* begin SUPPLIED MATERIAL *

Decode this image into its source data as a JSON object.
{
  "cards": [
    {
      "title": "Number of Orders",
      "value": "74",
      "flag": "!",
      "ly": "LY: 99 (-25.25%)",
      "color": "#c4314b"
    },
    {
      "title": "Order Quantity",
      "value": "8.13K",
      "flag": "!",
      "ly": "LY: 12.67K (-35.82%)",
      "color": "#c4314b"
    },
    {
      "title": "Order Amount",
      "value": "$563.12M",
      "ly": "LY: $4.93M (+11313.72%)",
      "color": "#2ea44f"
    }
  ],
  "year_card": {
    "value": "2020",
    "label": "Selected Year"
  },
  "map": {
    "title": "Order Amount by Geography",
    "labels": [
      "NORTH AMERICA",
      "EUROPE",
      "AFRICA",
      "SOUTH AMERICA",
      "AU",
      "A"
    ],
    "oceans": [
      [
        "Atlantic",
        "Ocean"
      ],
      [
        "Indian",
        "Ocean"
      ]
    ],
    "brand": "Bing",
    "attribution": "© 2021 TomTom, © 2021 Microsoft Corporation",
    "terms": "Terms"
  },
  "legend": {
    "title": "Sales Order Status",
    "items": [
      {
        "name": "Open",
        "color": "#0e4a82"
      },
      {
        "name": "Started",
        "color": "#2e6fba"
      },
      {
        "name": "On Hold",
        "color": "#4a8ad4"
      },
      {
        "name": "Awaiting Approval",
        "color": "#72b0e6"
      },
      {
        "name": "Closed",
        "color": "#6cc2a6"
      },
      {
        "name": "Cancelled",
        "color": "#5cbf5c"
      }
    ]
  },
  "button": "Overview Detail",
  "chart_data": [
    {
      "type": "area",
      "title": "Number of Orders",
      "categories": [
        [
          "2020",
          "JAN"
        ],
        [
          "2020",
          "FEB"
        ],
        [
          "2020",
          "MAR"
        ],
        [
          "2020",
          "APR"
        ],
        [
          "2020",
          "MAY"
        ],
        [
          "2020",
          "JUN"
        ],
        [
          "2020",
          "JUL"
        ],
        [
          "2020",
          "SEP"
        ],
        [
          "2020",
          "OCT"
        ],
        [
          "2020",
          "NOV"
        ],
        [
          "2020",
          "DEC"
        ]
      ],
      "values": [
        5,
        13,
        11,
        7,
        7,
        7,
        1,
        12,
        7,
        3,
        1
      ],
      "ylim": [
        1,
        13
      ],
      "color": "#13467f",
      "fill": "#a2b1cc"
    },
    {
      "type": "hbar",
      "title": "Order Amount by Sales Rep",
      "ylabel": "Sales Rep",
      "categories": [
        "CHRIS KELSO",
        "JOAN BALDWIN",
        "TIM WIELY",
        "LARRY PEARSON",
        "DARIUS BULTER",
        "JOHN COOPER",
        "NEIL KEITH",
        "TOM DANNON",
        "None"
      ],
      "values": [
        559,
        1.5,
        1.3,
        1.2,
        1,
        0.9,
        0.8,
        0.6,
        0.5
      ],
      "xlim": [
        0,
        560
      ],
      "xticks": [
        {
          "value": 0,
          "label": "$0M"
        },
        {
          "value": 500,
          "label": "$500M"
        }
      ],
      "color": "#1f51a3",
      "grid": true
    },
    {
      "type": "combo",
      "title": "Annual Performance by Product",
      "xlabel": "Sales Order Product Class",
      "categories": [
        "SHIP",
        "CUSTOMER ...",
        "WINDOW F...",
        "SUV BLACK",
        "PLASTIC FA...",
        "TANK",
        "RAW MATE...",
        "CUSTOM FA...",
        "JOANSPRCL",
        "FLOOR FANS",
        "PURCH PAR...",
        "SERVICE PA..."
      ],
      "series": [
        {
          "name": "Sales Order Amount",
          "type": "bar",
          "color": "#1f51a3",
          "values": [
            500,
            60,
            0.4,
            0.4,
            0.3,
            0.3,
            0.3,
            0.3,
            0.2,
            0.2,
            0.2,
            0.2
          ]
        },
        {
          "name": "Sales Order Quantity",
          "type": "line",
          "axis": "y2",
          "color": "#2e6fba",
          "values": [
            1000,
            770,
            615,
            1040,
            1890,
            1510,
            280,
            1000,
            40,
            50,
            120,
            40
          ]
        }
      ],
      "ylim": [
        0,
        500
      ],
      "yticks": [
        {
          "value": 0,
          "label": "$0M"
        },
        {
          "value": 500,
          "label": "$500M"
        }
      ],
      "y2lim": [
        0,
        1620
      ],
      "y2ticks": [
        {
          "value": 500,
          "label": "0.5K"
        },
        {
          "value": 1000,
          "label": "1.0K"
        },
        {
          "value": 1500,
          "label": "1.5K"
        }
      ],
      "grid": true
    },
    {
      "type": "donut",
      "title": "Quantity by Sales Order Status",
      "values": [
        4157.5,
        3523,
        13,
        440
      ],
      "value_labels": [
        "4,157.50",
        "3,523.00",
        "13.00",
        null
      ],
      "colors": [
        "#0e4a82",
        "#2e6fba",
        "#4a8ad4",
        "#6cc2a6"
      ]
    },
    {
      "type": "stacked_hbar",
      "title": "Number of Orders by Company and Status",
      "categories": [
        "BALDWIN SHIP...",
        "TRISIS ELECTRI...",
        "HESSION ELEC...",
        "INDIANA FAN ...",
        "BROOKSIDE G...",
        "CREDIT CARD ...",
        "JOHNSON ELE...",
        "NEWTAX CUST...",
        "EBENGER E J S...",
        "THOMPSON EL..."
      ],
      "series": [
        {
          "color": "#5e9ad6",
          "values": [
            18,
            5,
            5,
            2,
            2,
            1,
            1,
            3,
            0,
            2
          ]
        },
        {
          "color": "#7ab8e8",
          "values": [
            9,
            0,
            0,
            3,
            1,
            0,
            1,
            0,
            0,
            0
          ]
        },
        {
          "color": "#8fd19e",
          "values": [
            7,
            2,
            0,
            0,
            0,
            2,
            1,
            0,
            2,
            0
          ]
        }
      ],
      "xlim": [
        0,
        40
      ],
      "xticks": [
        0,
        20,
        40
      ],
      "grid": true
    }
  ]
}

* end SUPPLIED MATERIAL *

In the records above, find each line holding "Quantity" and copy it.

      "title": "Order Quantity",
          "name": "Sales Order Quantity",
      "title": "Quantity by Sales Order Status",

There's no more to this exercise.